### What you should do
Wherever a line below holds the word "JSON", copy that line.

(Structured figure records)
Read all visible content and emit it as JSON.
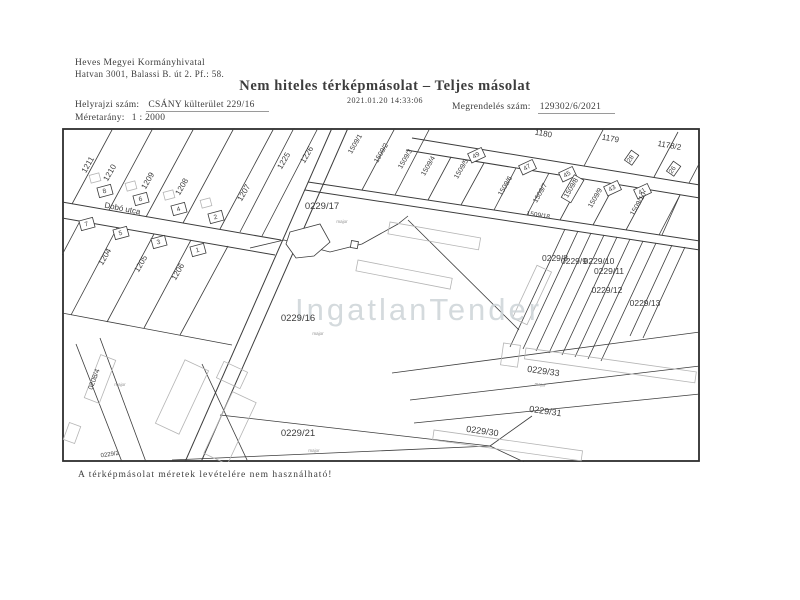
{
  "header": {
    "office_name": "Heves Megyei Kormányhivatal",
    "office_address": "Hatvan 3001, Balassi B. út 2.  Pf.: 58.",
    "title": "Nem hiteles térképmásolat – Teljes másolat",
    "datetime": "2021.01.20 14:33:06",
    "parcel_label": "Helyrajzi szám:",
    "parcel_value": "CSÁNY külterület 229/16",
    "scale_label": "Méretarány:",
    "scale_value": "1 : 2000",
    "order_label": "Megrendelés szám:",
    "order_value": "129302/6/2021"
  },
  "footer": {
    "disclaimer": "A térképmásolat méretek levételére nem használható!"
  },
  "watermark": {
    "text": "IngatlanTender",
    "color": "#cdd4d8"
  },
  "map": {
    "street_name": "Dobó utca",
    "ink_color": "#3c3c3c",
    "labels": [
      {
        "t": "1211",
        "x": 28,
        "y": 38,
        "r": -60,
        "s": 8
      },
      {
        "t": "1210",
        "x": 50,
        "y": 46,
        "r": -60,
        "s": 8
      },
      {
        "t": "1209",
        "x": 88,
        "y": 54,
        "r": -60,
        "s": 8
      },
      {
        "t": "1208",
        "x": 122,
        "y": 60,
        "r": -60,
        "s": 8
      },
      {
        "t": "1207",
        "x": 184,
        "y": 66,
        "r": -60,
        "s": 8
      },
      {
        "t": "1225",
        "x": 224,
        "y": 34,
        "r": -60,
        "s": 8
      },
      {
        "t": "1226",
        "x": 247,
        "y": 28,
        "r": -60,
        "s": 8
      },
      {
        "t": "1204",
        "x": 45,
        "y": 130,
        "r": -60,
        "s": 8
      },
      {
        "t": "1205",
        "x": 81,
        "y": 137,
        "r": -60,
        "s": 8
      },
      {
        "t": "1206",
        "x": 118,
        "y": 145,
        "r": -60,
        "s": 8
      },
      {
        "t": "0208/4",
        "x": 34,
        "y": 252,
        "r": -70,
        "s": 7
      },
      {
        "t": "Dobó utca",
        "x": 60,
        "y": 83,
        "r": 11,
        "s": 8
      },
      {
        "t": "8",
        "x": 43,
        "y": 65,
        "r": -15,
        "s": 6.5
      },
      {
        "t": "6",
        "x": 79,
        "y": 73,
        "r": -15,
        "s": 6.5
      },
      {
        "t": "4",
        "x": 117,
        "y": 83,
        "r": -15,
        "s": 6.5
      },
      {
        "t": "2",
        "x": 154,
        "y": 91,
        "r": -15,
        "s": 6.5
      },
      {
        "t": "7",
        "x": 25,
        "y": 98,
        "r": -15,
        "s": 6.5
      },
      {
        "t": "5",
        "x": 59,
        "y": 107,
        "r": -15,
        "s": 6.5
      },
      {
        "t": "3",
        "x": 97,
        "y": 116,
        "r": -15,
        "s": 6.5
      },
      {
        "t": "1",
        "x": 136,
        "y": 124,
        "r": -15,
        "s": 6.5
      },
      {
        "t": "1509/1",
        "x": 295,
        "y": 17,
        "r": -60,
        "s": 7
      },
      {
        "t": "1509/2",
        "x": 321,
        "y": 26,
        "r": -60,
        "s": 7
      },
      {
        "t": "1509/3",
        "x": 345,
        "y": 32,
        "r": -60,
        "s": 7
      },
      {
        "t": "1509/4",
        "x": 368,
        "y": 39,
        "r": -60,
        "s": 7
      },
      {
        "t": "1509/5",
        "x": 401,
        "y": 42,
        "r": -60,
        "s": 7
      },
      {
        "t": "1509/6",
        "x": 445,
        "y": 59,
        "r": -60,
        "s": 7
      },
      {
        "t": "1509/7",
        "x": 480,
        "y": 66,
        "r": -60,
        "s": 7
      },
      {
        "t": "1509/8",
        "x": 511,
        "y": 61,
        "r": -60,
        "s": 7
      },
      {
        "t": "1509/9",
        "x": 535,
        "y": 71,
        "r": -60,
        "s": 7
      },
      {
        "t": "1509/10",
        "x": 578,
        "y": 77,
        "r": -60,
        "s": 7
      },
      {
        "t": "49",
        "x": 415,
        "y": 29,
        "r": -30,
        "s": 6.5
      },
      {
        "t": "47",
        "x": 466,
        "y": 41,
        "r": -30,
        "s": 6.5
      },
      {
        "t": "45",
        "x": 506,
        "y": 48,
        "r": -30,
        "s": 6.5
      },
      {
        "t": "43",
        "x": 551,
        "y": 62,
        "r": -30,
        "s": 6.5
      },
      {
        "t": "41",
        "x": 581,
        "y": 65,
        "r": -30,
        "s": 6.5
      },
      {
        "t": "28",
        "x": 570,
        "y": 32,
        "r": -55,
        "s": 6.5
      },
      {
        "t": "26",
        "x": 612,
        "y": 43,
        "r": -55,
        "s": 6.5
      },
      {
        "t": "1180",
        "x": 481,
        "y": 8,
        "r": 10,
        "s": 8
      },
      {
        "t": "1179",
        "x": 548,
        "y": 13,
        "r": 10,
        "s": 8
      },
      {
        "t": "1178/2",
        "x": 607,
        "y": 20,
        "r": 10,
        "s": 8
      },
      {
        "t": "1509/18",
        "x": 476,
        "y": 89,
        "r": 9,
        "s": 6.5
      },
      {
        "t": "0229/17",
        "x": 260,
        "y": 81,
        "r": 0,
        "s": 9.5
      },
      {
        "t": "0229/16",
        "x": 236,
        "y": 193,
        "r": 0,
        "s": 9.5
      },
      {
        "t": "0229/21",
        "x": 236,
        "y": 308,
        "r": 0,
        "s": 9.5
      },
      {
        "t": "0229/33",
        "x": 481,
        "y": 246,
        "r": 8,
        "s": 9
      },
      {
        "t": "0229/31",
        "x": 483,
        "y": 286,
        "r": 8,
        "s": 9
      },
      {
        "t": "0229/30",
        "x": 420,
        "y": 306,
        "r": 8,
        "s": 9
      },
      {
        "t": "0229/8",
        "x": 493,
        "y": 133,
        "r": 0,
        "s": 8.5
      },
      {
        "t": "0229/9",
        "x": 512,
        "y": 136,
        "r": 0,
        "s": 8.5
      },
      {
        "t": "0229/10",
        "x": 537,
        "y": 136,
        "r": 0,
        "s": 8.5
      },
      {
        "t": "0229/11",
        "x": 547,
        "y": 146,
        "r": 0,
        "s": 8.5
      },
      {
        "t": "0229/12",
        "x": 545,
        "y": 165,
        "r": 0,
        "s": 8.5
      },
      {
        "t": "0229/13",
        "x": 583,
        "y": 178,
        "r": 0,
        "s": 8.5
      },
      {
        "t": "0229/2",
        "x": 48,
        "y": 328,
        "r": -8,
        "s": 6
      },
      {
        "t": "major",
        "x": 280,
        "y": 95,
        "r": 0,
        "s": 4.5,
        "c": "g"
      },
      {
        "t": "major",
        "x": 256,
        "y": 207,
        "r": 0,
        "s": 4.5,
        "c": "g"
      },
      {
        "t": "major",
        "x": 252,
        "y": 324,
        "r": 0,
        "s": 4.5,
        "c": "g"
      },
      {
        "t": "major",
        "x": 478,
        "y": 258,
        "r": 8,
        "s": 4.5,
        "c": "g"
      },
      {
        "t": "major",
        "x": 58,
        "y": 258,
        "r": 0,
        "s": 4.5,
        "c": "g"
      }
    ]
  }
}
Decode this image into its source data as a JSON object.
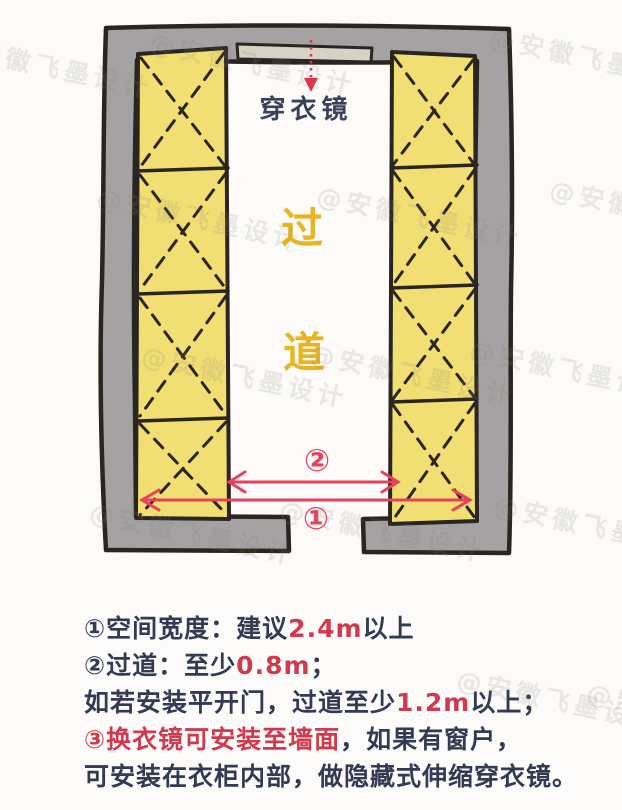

### Task result
Read all visible content and emit it as JSON.
Decode this image into its source data as a JSON object.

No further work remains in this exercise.